▸ What needs to be done:
Every line that includes the word "chevron" is to be listed.

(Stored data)
——————
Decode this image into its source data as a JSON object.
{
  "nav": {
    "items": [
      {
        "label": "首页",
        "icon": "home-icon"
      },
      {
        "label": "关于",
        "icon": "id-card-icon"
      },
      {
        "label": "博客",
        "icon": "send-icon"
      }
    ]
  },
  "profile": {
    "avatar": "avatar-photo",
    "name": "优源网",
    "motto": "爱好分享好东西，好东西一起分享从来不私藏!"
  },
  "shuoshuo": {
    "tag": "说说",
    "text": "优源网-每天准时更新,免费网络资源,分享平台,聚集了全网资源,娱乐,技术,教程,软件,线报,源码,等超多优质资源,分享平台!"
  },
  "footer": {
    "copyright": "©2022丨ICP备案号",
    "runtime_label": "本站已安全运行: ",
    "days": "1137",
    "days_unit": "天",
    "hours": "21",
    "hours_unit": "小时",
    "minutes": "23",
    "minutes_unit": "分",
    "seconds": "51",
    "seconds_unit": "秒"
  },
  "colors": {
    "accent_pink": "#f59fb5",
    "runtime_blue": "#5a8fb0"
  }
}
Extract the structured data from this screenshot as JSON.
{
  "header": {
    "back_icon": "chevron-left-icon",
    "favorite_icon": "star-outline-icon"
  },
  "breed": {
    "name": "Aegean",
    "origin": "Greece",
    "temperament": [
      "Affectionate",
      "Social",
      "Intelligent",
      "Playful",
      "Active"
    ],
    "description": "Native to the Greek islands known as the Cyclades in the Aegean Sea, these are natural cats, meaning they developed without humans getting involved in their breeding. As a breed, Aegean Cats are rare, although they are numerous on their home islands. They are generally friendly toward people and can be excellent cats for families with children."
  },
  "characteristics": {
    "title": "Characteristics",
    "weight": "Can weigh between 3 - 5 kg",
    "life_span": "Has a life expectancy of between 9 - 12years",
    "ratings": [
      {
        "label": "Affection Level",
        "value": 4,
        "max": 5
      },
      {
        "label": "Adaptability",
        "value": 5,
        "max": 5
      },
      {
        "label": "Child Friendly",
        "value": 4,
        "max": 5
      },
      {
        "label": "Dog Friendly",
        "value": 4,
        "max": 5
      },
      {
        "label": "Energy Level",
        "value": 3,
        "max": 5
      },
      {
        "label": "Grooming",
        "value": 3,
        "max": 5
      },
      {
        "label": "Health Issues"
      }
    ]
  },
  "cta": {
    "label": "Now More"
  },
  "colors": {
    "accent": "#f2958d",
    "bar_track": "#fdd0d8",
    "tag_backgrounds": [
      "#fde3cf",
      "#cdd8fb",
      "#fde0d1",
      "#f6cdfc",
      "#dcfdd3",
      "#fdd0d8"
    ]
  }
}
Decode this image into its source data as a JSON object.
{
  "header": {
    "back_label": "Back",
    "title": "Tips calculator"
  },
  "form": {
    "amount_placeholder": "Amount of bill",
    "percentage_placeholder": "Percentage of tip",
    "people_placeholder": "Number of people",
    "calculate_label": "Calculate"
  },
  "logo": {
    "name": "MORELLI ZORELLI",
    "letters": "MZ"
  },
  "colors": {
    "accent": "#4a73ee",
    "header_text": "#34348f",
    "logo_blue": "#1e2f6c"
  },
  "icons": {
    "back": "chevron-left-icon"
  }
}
——————
▸ Reply to the task:
    "back_icon": "chevron-left-icon",
    "back": "chevron-left-icon"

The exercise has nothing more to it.